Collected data
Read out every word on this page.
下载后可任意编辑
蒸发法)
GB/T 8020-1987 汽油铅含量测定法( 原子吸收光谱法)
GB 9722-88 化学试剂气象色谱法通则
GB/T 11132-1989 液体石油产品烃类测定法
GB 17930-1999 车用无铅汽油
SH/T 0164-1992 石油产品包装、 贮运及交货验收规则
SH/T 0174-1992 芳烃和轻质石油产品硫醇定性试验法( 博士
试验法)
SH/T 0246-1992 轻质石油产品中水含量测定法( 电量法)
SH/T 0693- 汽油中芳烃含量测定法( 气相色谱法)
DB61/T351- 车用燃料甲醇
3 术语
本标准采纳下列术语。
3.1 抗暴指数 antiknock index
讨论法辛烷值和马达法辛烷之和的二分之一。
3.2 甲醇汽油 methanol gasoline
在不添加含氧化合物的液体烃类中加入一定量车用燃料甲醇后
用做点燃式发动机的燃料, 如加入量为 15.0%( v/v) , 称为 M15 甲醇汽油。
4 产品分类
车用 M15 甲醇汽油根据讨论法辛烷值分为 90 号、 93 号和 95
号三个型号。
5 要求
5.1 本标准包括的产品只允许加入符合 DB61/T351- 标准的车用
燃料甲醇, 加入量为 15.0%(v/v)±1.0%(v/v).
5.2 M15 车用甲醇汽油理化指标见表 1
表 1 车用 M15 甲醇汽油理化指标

## What is asked
Repeat all of the entries exactly.

## Result of the exercise
Read out every word on this page.
下载后可任意编辑
蒸发法)
GB/T 8020-1987 汽油铅含量测定法( 原子吸收光谱法)
GB 9722-88 化学试剂气象色谱法通则
GB/T 11132-1989 液体石油产品烃类测定法
GB 17930-1999 车用无铅汽油
SH/T 0164-1992 石油产品包装、 贮运及交货验收规则
SH/T 0174-1992 芳烃和轻质石油产品硫醇定性试验法( 博士
试验法)
SH/T 0246-1992 轻质石油产品中水含量测定法( 电量法)
SH/T 0693- 汽油中芳烃含量测定法( 气相色谱法)
DB61/T351- 车用燃料甲醇
3 术语
本标准采纳下列术语。
3.1 抗暴指数 antiknock index
讨论法辛烷值和马达法辛烷之和的二分之一。
3.2 甲醇汽油 methanol gasoline
在不添加含氧化合物的液体烃类中加入一定量车用燃料甲醇后
用做点燃式发动机的燃料, 如加入量为 15.0%( v/v) , 称为 M15 甲醇汽油。
4 产品分类
车用 M15 甲醇汽油根据讨论法辛烷值分为 90 号、 93 号和 95
号三个型号。
5 要求
5.1 本标准包括的产品只允许加入符合 DB61/T351- 标准的车用
燃料甲醇, 加入量为 15.0%(v/v)±1.0%(v/v).
5.2 M15 车用甲醇汽油理化指标见表 1
表 1 车用 M15 甲醇汽油理化指标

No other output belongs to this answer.